* Stated goal
Scan the data below and pick out the lines containing the word "النقد".
--- begin Items ---
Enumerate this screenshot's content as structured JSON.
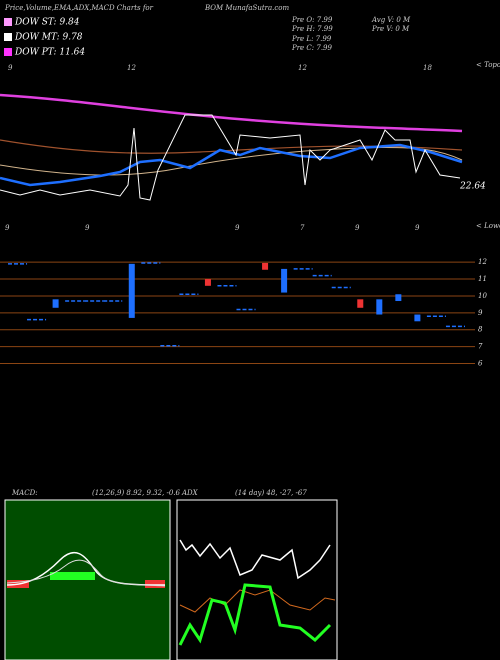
{
  "header": {
    "title": "Price,Volume,EMA,ADX,MACD Charts for",
    "site": "BOM MunafaSutra.com"
  },
  "legend": [
    "DOW ST: 9.84",
    "DOW MT: 9.78",
    "DOW PT: 11.64"
  ],
  "stats": [
    "Pre  O: 7.99",
    "Pre  H: 7.99",
    "Pre  L: 7.99",
    "Pre  C: 7.99"
  ],
  "volume_stats": [
    "Avg V: 0  M",
    "Pre  V: 0  M"
  ],
  "axis_top": [
    "9",
    "12",
    "12",
    "18",
    "< Topo"
  ],
  "axis_bottom": [
    "9",
    "9",
    "9",
    "7",
    "9",
    "9",
    "< Lowo"
  ],
  "last_price": "22.64",
  "macd": {
    "label": "MACD:",
    "params": "(12,26,9) 8.92, 9.32, -0.6"
  },
  "adx": {
    "label": "ADX",
    "params": "(14 day) 48, -27, -67"
  },
  "chart_data": {
    "type": "candlestick",
    "ylim": [
      5.5,
      12.6
    ],
    "yticks": [
      6,
      7,
      8,
      9,
      10,
      11,
      12
    ],
    "candles": [
      {
        "open": 11.9,
        "close": 11.9
      },
      {
        "open": 8.6,
        "close": 8.6
      },
      {
        "open": 9.8,
        "close": 9.3
      },
      {
        "open": 9.7,
        "close": 9.7
      },
      {
        "open": 9.7,
        "close": 9.7
      },
      {
        "open": 9.7,
        "close": 9.7
      },
      {
        "open": 11.9,
        "close": 8.7
      },
      {
        "open": 11.95,
        "close": 11.95
      },
      {
        "open": 7.05,
        "close": 7.05
      },
      {
        "open": 10.1,
        "close": 10.1
      },
      {
        "open": 10.6,
        "close": 11.0
      },
      {
        "open": 10.6,
        "close": 10.6
      },
      {
        "open": 9.2,
        "close": 9.2
      },
      {
        "open": 11.55,
        "close": 11.95
      },
      {
        "open": 11.6,
        "close": 10.2
      },
      {
        "open": 11.6,
        "close": 11.6
      },
      {
        "open": 11.2,
        "close": 11.2
      },
      {
        "open": 10.5,
        "close": 10.5
      },
      {
        "open": 9.3,
        "close": 9.8
      },
      {
        "open": 9.8,
        "close": 8.9
      },
      {
        "open": 10.1,
        "close": 9.7
      },
      {
        "open": 8.9,
        "close": 8.5
      },
      {
        "open": 8.8,
        "close": 8.8
      },
      {
        "open": 8.2,
        "close": 8.2
      }
    ]
  }
}
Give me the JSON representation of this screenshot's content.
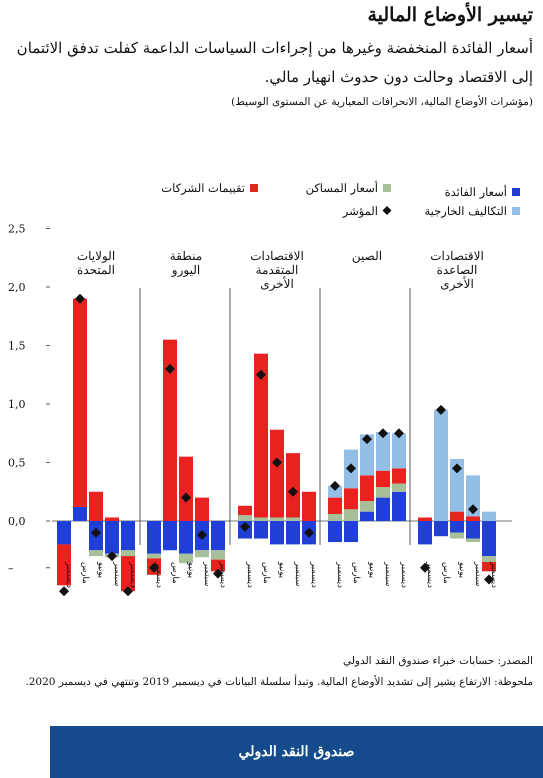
{
  "title": "تيسير الأوضاع المالية",
  "subtitle": "أسعار الفائدة المنخفضة وغيرها من إجراءات السياسات الداعمة كفلت تدفق الائتمان إلى الاقتصاد وحالت دون حدوث انهيار مالي.",
  "subnote": "(مؤشرات الأوضاع المالية، الانحرافات المعيارية عن المستوى الوسيط)",
  "source": "المصدر: حسابات خبراء صندوق النقد الدولي",
  "note": "ملحوظة: الارتفاع يشير إلى تشديد الأوضاع المالية. وتبدأ سلسلة البيانات في ديسمبر 2019 وتنتهي في ديسمبر 2020.",
  "footer": "صندوق النقد الدولي",
  "colors": {
    "interest": "#1f3fd6",
    "housing": "#a8c09a",
    "corporate": "#e8231f",
    "external": "#93bfe6",
    "index": "#111111"
  },
  "chart_data": {
    "type": "bar",
    "stacked": true,
    "ylim": [
      -0.4,
      2.5
    ],
    "yticks": [
      "2,5",
      "2,0",
      "1,5",
      "1,0",
      "0,5",
      "0,0",
      "–"
    ],
    "ytick_values": [
      2.5,
      2.0,
      1.5,
      1.0,
      0.5,
      0.0,
      -0.4
    ],
    "legend": [
      {
        "key": "interest",
        "label": "أسعار الفائدة"
      },
      {
        "key": "housing",
        "label": "أسعار المساكن"
      },
      {
        "key": "corporate",
        "label": "تقييمات الشركات"
      },
      {
        "key": "external",
        "label": "التكاليف الخارجية"
      },
      {
        "key": "index",
        "label": "المؤشر"
      }
    ],
    "month_labels": [
      "ديسمبر",
      "مارس",
      "يونيو",
      "سبتمبر",
      "ديسمبر"
    ],
    "groups": [
      {
        "label": "الولايات المتحدة",
        "bars": [
          {
            "interest": -0.2,
            "housing": 0,
            "corporate": -0.35,
            "external": 0,
            "index": -0.6
          },
          {
            "interest": 0.12,
            "housing": 0,
            "corporate": 1.78,
            "external": 0,
            "index": 1.9
          },
          {
            "interest": -0.25,
            "housing": -0.05,
            "corporate": 0.25,
            "external": 0,
            "index": -0.1
          },
          {
            "interest": -0.28,
            "housing": -0.03,
            "corporate": 0.03,
            "external": 0,
            "index": -0.3
          },
          {
            "interest": -0.25,
            "housing": -0.05,
            "corporate": -0.3,
            "external": 0,
            "index": -0.6
          }
        ]
      },
      {
        "label": "منطقة اليورو",
        "bars": [
          {
            "interest": -0.28,
            "housing": -0.04,
            "corporate": -0.14,
            "external": 0,
            "index": -0.4
          },
          {
            "interest": -0.25,
            "housing": 0,
            "corporate": 1.55,
            "external": 0,
            "index": 1.3
          },
          {
            "interest": -0.28,
            "housing": -0.08,
            "corporate": 0.55,
            "external": 0,
            "index": 0.2
          },
          {
            "interest": -0.25,
            "housing": -0.06,
            "corporate": 0.2,
            "external": 0,
            "index": -0.12
          },
          {
            "interest": -0.25,
            "housing": -0.08,
            "corporate": -0.1,
            "external": 0,
            "index": -0.45
          }
        ]
      },
      {
        "label": "الاقتصادات المتقدمة الأخرى",
        "bars": [
          {
            "interest": -0.15,
            "housing": 0.05,
            "corporate": 0.08,
            "external": 0,
            "index": -0.05
          },
          {
            "interest": -0.15,
            "housing": 0.03,
            "corporate": 1.4,
            "external": 0,
            "index": 1.25
          },
          {
            "interest": -0.2,
            "housing": 0.03,
            "corporate": 0.75,
            "external": 0,
            "index": 0.5
          },
          {
            "interest": -0.2,
            "housing": 0.03,
            "corporate": 0.55,
            "external": 0,
            "index": 0.25
          },
          {
            "interest": -0.2,
            "housing": 0.0,
            "corporate": 0.25,
            "external": 0,
            "index": -0.1
          }
        ]
      },
      {
        "label": "الصين",
        "bars": [
          {
            "interest": -0.18,
            "housing": 0.06,
            "corporate": 0.14,
            "external": 0.1,
            "index": 0.3
          },
          {
            "interest": -0.18,
            "housing": 0.1,
            "corporate": 0.18,
            "external": 0.33,
            "index": 0.45
          },
          {
            "interest": 0.08,
            "housing": 0.09,
            "corporate": 0.22,
            "external": 0.35,
            "index": 0.7
          },
          {
            "interest": 0.2,
            "housing": 0.09,
            "corporate": 0.14,
            "external": 0.33,
            "index": 0.75
          },
          {
            "interest": 0.25,
            "housing": 0.07,
            "corporate": 0.13,
            "external": 0.3,
            "index": 0.75
          }
        ]
      },
      {
        "label": "الاقتصادات الصاعدة الأخرى",
        "bars": [
          {
            "interest": -0.2,
            "housing": 0,
            "corporate": 0.03,
            "external": 0,
            "index": -0.4
          },
          {
            "interest": -0.13,
            "housing": 0,
            "corporate": 0.0,
            "external": 0.95,
            "index": 0.95
          },
          {
            "interest": -0.1,
            "housing": -0.05,
            "corporate": 0.08,
            "external": 0.45,
            "index": 0.45
          },
          {
            "interest": -0.15,
            "housing": -0.03,
            "corporate": 0.04,
            "external": 0.35,
            "index": 0.1
          },
          {
            "interest": -0.3,
            "housing": -0.05,
            "corporate": -0.08,
            "external": 0.08,
            "index": -0.5
          }
        ]
      }
    ]
  }
}
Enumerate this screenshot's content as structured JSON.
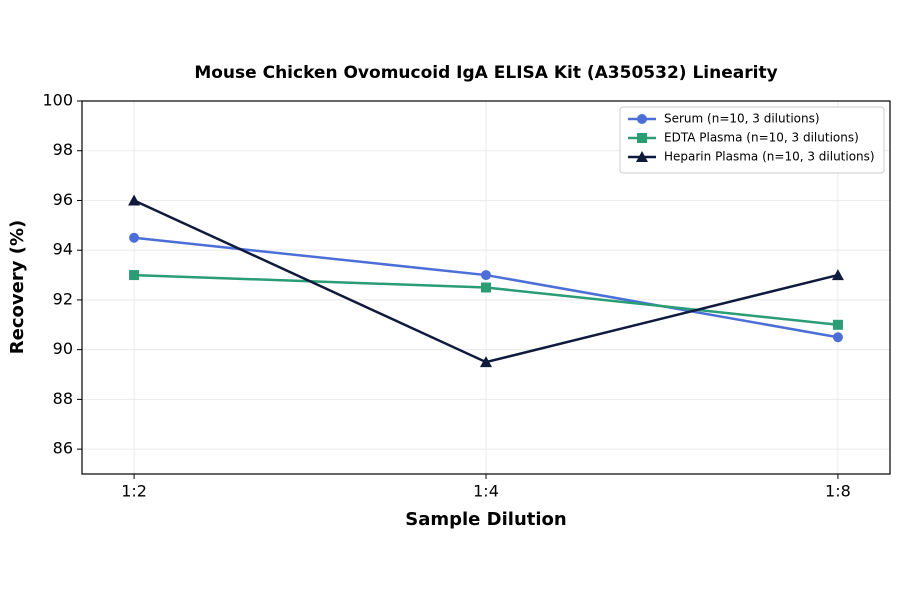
{
  "chart_data": {
    "type": "line",
    "title": "Mouse Chicken Ovomucoid IgA ELISA Kit (A350532) Linearity",
    "x_label": "Sample Dilution",
    "y_label": "Recovery (%)",
    "categories": [
      "1:2",
      "1:4",
      "1:8"
    ],
    "series": [
      {
        "name": "Serum (n=10, 3 dilutions)",
        "color": "#4b6fd6",
        "marker": "circle",
        "values": [
          94.5,
          93,
          90.5
        ]
      },
      {
        "name": "EDTA Plasma (n=10, 3 dilutions)",
        "color": "#2a9d74",
        "marker": "square",
        "values": [
          93,
          92.5,
          91
        ]
      },
      {
        "name": "Heparin Plasma (n=10, 3 dilutions)",
        "color": "#0f1a3d",
        "marker": "triangle",
        "values": [
          96,
          89.5,
          93
        ]
      }
    ],
    "ylim": [
      85,
      100
    ],
    "yticks": [
      86,
      88,
      90,
      92,
      94,
      96,
      98,
      100
    ],
    "grid": true,
    "legend": "upper-right"
  }
}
--- end Items ---
* Response for this exercise
  "source": "المصدر: حسابات خبراء صندوق النقد الدولي",
  "footer": "صندوق النقد الدولي",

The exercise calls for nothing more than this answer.